* **Work to be completed**: Filter the listing below, keeping every line that holds "pattern".

Provided data below:

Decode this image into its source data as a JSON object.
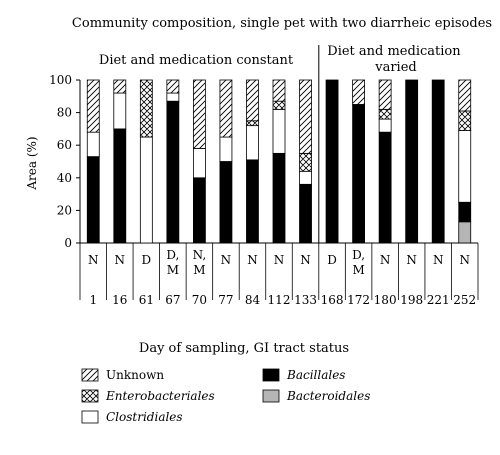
{
  "chart_data": {
    "type": "bar",
    "stacked": true,
    "title": "Community composition, single pet with two diarrheic episodes",
    "xlabel": "Day of sampling, GI tract status",
    "ylabel": "Area (%)",
    "ylim": [
      0,
      100
    ],
    "yticks": [
      0,
      20,
      40,
      60,
      80,
      100
    ],
    "annotations": [
      "Diet and medication constant",
      "Diet and medication varied"
    ],
    "categories": [
      "1",
      "16",
      "61",
      "67",
      "70",
      "77",
      "84",
      "112",
      "133",
      "168",
      "172",
      "180",
      "198",
      "221",
      "252"
    ],
    "status": [
      "N",
      "N",
      "D",
      "D,\nM",
      "N,\nM",
      "N",
      "N",
      "N",
      "N",
      "D",
      "D,\nM",
      "N",
      "N",
      "N",
      "N"
    ],
    "legend_position": "bottom",
    "series": [
      {
        "name": "Bacteroidales",
        "italic": true,
        "pattern": "gray",
        "values": [
          0,
          0,
          0,
          0,
          0,
          0,
          0,
          0,
          0,
          0,
          0,
          0,
          0,
          0,
          13
        ]
      },
      {
        "name": "Bacillales",
        "italic": true,
        "pattern": "black",
        "values": [
          53,
          70,
          0,
          87,
          40,
          50,
          51,
          55,
          36,
          100,
          85,
          68,
          100,
          100,
          12
        ]
      },
      {
        "name": "Clostridiales",
        "italic": true,
        "pattern": "white",
        "values": [
          15,
          22,
          65,
          5,
          18,
          15,
          21,
          27,
          8,
          0,
          0,
          8,
          0,
          0,
          44
        ]
      },
      {
        "name": "Enterobacteriales",
        "italic": true,
        "pattern": "crosshatch",
        "values": [
          0,
          0,
          35,
          0,
          0,
          0,
          3,
          5,
          11,
          0,
          0,
          6,
          0,
          0,
          12
        ]
      },
      {
        "name": "Unknown",
        "italic": false,
        "pattern": "diagonal",
        "values": [
          32,
          8,
          0,
          8,
          42,
          35,
          25,
          13,
          45,
          0,
          15,
          18,
          0,
          0,
          19
        ]
      }
    ]
  }
}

End of Provided data.

* **Expected answer**:
        "pattern": "gray",
        "pattern": "black",
        "pattern": "white",
        "pattern": "crosshatch",
        "pattern": "diagonal",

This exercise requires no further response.